+++ Records for processing
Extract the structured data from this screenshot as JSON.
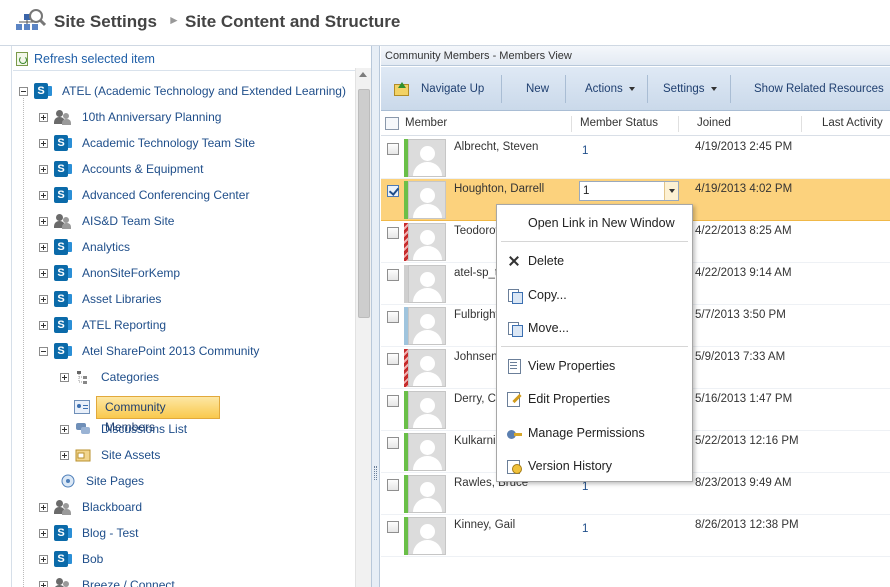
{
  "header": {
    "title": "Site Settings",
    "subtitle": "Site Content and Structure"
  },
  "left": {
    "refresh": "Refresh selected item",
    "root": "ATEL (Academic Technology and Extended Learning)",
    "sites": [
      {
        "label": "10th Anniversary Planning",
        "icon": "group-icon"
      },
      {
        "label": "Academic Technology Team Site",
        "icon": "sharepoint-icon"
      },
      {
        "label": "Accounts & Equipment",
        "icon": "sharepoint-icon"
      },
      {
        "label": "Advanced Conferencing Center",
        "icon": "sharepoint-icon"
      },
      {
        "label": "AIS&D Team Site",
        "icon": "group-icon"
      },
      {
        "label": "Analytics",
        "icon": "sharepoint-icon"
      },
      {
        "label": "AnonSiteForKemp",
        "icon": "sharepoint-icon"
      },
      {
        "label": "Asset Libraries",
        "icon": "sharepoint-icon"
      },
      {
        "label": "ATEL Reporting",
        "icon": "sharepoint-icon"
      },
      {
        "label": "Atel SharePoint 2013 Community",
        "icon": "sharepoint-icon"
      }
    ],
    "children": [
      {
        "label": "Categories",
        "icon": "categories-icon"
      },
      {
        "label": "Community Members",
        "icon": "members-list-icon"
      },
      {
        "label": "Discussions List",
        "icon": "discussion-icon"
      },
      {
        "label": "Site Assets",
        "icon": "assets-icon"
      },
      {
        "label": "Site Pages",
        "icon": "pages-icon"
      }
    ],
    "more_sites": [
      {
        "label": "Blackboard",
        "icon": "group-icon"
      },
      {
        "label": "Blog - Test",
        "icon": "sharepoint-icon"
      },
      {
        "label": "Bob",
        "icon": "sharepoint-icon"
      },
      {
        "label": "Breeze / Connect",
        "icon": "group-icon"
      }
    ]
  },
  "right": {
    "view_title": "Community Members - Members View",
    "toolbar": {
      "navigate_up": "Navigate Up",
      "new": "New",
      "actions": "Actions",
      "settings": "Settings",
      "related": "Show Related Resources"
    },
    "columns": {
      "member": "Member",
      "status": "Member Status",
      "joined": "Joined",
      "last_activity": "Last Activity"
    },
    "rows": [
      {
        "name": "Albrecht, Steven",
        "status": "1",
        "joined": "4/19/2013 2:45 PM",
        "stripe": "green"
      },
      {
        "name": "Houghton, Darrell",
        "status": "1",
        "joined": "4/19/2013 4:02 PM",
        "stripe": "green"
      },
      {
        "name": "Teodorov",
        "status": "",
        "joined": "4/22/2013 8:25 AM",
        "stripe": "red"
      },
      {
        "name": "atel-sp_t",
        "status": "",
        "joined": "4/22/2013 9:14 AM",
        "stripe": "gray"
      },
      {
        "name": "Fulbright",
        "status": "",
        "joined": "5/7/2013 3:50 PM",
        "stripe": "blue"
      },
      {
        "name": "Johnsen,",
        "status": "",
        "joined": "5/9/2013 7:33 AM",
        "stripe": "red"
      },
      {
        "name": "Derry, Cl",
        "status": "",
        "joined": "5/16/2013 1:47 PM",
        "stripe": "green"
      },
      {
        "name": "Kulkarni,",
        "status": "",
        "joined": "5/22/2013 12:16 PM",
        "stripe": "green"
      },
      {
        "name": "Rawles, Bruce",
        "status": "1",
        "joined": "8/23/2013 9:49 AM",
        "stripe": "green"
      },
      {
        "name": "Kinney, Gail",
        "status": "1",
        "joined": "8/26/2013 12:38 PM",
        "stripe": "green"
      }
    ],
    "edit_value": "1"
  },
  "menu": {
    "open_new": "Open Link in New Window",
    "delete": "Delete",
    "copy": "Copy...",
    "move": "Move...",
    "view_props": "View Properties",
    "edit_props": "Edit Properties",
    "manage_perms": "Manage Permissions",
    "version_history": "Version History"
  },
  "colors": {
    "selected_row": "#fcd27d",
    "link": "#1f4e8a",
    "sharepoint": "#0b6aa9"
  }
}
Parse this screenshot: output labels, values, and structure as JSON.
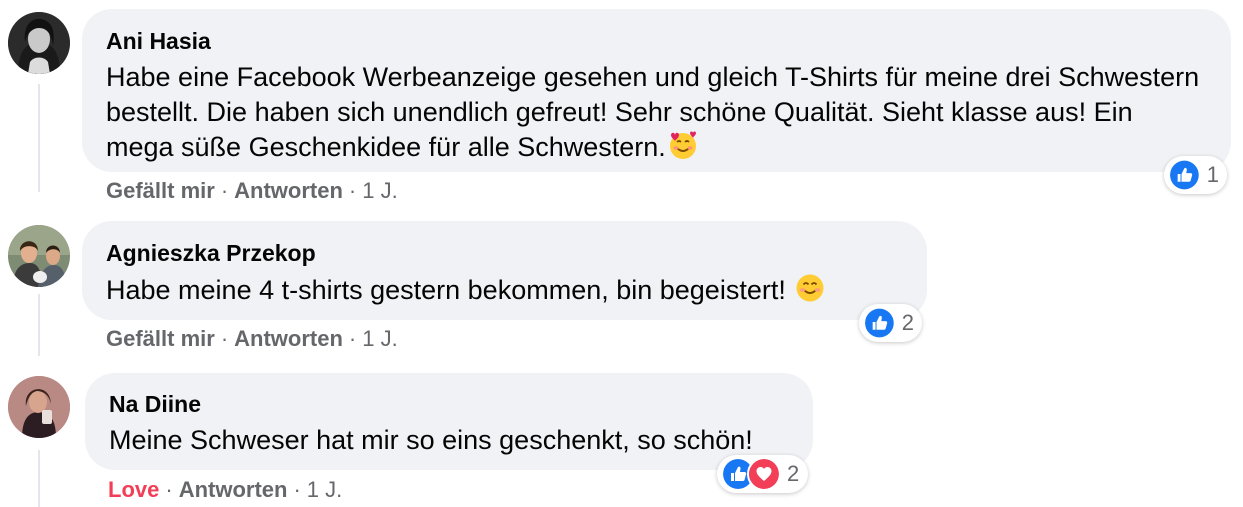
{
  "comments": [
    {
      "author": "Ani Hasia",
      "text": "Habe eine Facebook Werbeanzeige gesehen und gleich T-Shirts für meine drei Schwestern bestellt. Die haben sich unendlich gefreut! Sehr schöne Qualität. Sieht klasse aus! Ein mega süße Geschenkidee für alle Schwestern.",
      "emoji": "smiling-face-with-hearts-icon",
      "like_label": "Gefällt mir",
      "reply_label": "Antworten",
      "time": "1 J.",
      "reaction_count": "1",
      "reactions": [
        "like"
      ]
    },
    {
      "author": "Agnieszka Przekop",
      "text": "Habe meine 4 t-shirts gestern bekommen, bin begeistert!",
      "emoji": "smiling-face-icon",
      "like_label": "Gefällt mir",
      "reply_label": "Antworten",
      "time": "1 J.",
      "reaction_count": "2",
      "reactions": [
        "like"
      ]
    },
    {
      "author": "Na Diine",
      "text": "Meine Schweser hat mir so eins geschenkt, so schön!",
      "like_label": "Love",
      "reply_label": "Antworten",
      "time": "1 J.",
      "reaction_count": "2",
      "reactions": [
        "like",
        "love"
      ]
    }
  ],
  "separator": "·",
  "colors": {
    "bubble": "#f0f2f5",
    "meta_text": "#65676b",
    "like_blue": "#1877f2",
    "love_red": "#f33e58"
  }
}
++++++
- The task -
Copy each line above where the string "name" occurs.

- Written solution -
        "name": "Albrecht, Steven",
        "name": "Houghton, Darrell",
        "name": "Teodorov",
        "name": "atel-sp_t",
        "name": "Fulbright",
        "name": "Johnsen,",
        "name": "Derry, Cl",
        "name": "Kulkarni,",
        "name": "Rawles, Bruce",
        "name": "Kinney, Gail",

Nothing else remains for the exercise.